- _Work order 1_:
Answer these questions about the beekeeping forum thread:
(a) Which forum does Rader Sidetrack welcome the poster to?
(b) According to Rader Sidetrack, what must the weather allow for a trapout to work?
(c) What does the poster's own saying under Honey In The Meadow's post call beekeeping not about?
- _Work order 2_: Write what comes next in the beekeeping forum thread, starting with the post by stonecaty.

*** Passage for review ***

# newbe bee keeper i hope



## Lazer128 (Dec 15, 2012)

Welcome and good luck! Pictures!


----------



## Honey In The Meadow (Jul 9, 2012)

Sounds like fun! I would really like to see pictures also. Welcome to beekeeping:applause: 

Beekeeping - Not about what will happen; but When will it happen!


----------



## Rader Sidetrack (Nov 30, 2011)

Welcome to Beesource!

Hopefully you can wait until the weather warms up. It needs to be warm enough for the bees to be flying consistently if you expect a trapout to work.

You may find these threads useful:
http://www.beesource.com/forums/showthread.php?270431-Cleo-Hogan-trapout-from-a-tree
http://www.beesource.com/forums/showthread.php?265612-trap-out

You can send your email to Cleo Hogan (see the second thread) for a copy of his trapout guide.


----------



## stonecaty (Jan 5, 2013)

*** Material supplied ***

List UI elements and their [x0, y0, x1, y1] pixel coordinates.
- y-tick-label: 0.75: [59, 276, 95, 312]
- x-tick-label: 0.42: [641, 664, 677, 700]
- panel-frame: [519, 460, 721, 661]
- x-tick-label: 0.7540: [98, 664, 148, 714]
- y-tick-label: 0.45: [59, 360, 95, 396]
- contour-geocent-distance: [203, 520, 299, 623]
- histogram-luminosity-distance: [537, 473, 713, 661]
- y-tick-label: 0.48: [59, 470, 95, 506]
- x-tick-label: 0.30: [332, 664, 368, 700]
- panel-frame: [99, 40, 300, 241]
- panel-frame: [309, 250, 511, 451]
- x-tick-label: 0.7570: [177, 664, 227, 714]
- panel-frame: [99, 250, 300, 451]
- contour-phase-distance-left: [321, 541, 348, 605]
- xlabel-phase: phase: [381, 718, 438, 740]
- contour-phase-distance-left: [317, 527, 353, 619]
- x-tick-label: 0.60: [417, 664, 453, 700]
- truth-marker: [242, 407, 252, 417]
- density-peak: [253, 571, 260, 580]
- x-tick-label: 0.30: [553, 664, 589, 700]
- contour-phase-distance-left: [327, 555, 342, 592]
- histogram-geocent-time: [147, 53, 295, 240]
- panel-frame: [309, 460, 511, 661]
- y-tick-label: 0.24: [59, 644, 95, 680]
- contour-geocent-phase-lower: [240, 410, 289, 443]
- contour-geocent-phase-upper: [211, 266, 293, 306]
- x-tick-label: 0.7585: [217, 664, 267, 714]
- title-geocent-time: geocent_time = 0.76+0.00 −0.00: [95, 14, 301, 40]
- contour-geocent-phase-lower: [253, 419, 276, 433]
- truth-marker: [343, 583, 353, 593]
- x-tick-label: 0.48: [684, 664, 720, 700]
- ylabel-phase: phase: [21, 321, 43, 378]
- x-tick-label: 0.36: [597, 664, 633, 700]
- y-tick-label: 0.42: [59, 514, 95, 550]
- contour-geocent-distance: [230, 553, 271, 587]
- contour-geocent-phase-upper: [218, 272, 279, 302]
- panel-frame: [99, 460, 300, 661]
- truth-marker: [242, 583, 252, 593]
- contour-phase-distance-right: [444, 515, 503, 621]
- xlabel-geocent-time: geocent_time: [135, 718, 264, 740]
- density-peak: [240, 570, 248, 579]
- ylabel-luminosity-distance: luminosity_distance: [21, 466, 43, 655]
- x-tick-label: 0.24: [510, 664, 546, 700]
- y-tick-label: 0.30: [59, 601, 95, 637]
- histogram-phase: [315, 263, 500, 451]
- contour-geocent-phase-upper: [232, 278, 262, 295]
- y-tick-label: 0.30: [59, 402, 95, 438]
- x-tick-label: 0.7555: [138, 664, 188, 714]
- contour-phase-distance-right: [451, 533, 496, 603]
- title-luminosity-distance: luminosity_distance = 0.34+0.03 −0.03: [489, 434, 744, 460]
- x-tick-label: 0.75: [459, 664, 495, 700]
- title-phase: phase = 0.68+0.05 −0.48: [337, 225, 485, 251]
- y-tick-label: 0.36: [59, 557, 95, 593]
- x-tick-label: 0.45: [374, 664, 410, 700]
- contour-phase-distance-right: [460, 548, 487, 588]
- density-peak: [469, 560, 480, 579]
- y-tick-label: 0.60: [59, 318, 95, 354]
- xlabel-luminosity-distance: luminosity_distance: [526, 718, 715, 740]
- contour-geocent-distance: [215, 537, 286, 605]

***

- _Answer section 1_:
(a) Beesource
(b) It must be warm enough for the bees to be flying consistently.
(c) What will happen

- _Answer section 2_:
View attachment 3890

View attachment 3892

View attachment 3891

If this worked it should be 2 hives 2 nuke boxes and the top bars
it is all made with scrap wood so they might not look to good but i think they will work.and it is less wood in the dump


----------



## Lazer128 (Dec 15, 2012)

Pics don't work for me? :-(


----------



## Rader Sidetrack (Nov 30, 2011)

Some Beesource member make the built in photo attachment feature work for them, but for me and some others, it much simpler to upload photos to a free host like Photobucket.com, then link to those photos here at Beesource. Depending on the link style you choose, photos can be displayed here either inline in your message or as a clickable link.


----------



## stonecaty (Jan 5, 2013)

sorry i am a bone head i can not figure out how to use photobucket i will keep trying to figure it out and get them posted


----------



## stonecaty (Jan 5, 2013)

http://i141.photobucket.com/albums/r52/stonecaty/photo1_zps5256fda2.jpg
http://i141.photobucket.com/albums/r52/stonecaty/photo2_zps1dc8367f.jpg
http://i141.photobucket.com/albums/r52/stonecaty/photo_zps49d234f5.jpg


----------



## Rader Sidetrack (Nov 30, 2011)

See post #8 of this thread for a basic guide to using Photobucket with Beesource.
http://www.beesource.com/forums/showthread.php?265081-Photo-pragram


----------



## stonecaty (Jan 5, 2013)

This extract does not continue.